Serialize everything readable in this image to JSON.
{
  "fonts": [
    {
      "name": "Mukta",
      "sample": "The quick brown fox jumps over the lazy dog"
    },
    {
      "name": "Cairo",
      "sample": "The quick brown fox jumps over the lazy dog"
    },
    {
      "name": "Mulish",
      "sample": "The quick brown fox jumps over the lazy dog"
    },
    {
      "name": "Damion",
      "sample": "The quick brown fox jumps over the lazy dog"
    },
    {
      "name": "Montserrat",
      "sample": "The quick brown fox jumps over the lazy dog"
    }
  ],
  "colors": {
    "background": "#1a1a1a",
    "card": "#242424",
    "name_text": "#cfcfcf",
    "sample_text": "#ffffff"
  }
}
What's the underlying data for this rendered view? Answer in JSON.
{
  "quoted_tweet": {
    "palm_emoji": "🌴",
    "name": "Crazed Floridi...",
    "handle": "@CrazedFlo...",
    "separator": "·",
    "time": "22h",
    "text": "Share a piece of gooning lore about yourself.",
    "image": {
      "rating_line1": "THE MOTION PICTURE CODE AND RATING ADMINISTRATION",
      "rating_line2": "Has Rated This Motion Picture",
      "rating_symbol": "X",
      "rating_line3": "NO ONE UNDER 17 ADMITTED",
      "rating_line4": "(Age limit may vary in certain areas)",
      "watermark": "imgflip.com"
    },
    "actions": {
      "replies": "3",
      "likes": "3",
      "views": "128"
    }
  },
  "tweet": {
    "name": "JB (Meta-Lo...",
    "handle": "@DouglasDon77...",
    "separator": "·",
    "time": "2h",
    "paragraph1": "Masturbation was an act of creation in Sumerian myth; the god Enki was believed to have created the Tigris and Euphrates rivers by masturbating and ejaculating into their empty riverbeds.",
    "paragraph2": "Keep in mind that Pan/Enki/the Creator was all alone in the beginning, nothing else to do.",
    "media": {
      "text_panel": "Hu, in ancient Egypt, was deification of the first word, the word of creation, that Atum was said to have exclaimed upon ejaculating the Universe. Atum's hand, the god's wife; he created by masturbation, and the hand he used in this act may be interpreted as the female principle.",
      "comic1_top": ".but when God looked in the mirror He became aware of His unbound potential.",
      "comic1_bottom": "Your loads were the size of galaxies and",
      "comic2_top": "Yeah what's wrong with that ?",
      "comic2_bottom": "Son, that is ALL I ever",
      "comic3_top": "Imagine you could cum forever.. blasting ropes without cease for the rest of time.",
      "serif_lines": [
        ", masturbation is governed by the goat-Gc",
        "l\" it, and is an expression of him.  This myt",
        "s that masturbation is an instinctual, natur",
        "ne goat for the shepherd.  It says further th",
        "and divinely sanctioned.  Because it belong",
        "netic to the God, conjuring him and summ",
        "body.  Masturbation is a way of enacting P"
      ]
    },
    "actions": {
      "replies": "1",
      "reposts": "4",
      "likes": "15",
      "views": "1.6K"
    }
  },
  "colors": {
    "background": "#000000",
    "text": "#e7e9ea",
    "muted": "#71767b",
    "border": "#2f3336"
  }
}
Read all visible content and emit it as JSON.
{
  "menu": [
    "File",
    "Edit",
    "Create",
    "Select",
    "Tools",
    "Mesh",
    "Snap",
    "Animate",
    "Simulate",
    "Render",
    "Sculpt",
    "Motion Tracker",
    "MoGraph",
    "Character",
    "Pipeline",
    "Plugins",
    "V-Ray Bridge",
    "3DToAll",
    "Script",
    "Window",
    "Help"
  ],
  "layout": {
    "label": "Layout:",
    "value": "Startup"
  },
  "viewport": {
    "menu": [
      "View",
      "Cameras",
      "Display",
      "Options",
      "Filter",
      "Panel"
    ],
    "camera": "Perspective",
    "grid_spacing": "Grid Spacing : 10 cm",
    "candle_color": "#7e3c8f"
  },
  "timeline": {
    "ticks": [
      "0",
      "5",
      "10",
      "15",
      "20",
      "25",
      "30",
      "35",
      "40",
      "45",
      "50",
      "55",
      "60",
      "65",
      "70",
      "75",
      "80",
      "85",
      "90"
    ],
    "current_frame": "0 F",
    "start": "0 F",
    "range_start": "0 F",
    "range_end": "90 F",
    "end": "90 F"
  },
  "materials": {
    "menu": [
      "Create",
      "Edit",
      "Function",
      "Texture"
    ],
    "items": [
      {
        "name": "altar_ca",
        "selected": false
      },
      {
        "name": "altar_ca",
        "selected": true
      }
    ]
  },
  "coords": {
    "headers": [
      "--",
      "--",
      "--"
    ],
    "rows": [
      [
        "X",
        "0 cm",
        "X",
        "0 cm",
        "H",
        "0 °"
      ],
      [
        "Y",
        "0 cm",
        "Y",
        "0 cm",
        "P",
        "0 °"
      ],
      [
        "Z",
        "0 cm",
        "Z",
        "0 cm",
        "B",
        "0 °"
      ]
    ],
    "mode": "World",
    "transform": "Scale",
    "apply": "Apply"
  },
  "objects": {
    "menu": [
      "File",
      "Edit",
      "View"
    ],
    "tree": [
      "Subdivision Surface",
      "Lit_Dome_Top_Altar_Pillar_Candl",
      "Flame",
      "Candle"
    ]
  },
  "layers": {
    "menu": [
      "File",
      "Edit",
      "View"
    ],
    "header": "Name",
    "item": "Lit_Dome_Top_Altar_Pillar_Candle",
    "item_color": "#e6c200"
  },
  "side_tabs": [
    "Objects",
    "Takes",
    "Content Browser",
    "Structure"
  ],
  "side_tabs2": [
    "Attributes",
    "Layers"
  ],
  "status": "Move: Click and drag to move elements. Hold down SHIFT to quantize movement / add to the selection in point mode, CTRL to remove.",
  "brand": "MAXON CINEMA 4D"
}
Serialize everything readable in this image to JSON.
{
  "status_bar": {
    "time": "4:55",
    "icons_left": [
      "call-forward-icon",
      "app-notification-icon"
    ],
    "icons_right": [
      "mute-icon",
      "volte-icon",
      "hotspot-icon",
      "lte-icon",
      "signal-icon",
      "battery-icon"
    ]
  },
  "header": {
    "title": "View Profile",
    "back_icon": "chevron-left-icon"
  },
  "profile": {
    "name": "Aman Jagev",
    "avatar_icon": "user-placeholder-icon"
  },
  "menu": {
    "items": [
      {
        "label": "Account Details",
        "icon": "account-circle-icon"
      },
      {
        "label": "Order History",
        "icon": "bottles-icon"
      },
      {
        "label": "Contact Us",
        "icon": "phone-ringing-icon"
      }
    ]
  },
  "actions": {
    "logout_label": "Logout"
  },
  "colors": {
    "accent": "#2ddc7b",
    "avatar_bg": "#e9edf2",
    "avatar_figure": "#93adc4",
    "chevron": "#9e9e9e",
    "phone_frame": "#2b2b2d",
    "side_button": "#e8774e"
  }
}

◆ ◆ ◆ ◆ ◆

Exercise aim: How many lines in the records hold the string "mode"? Reply with the number alone.

Task response: 2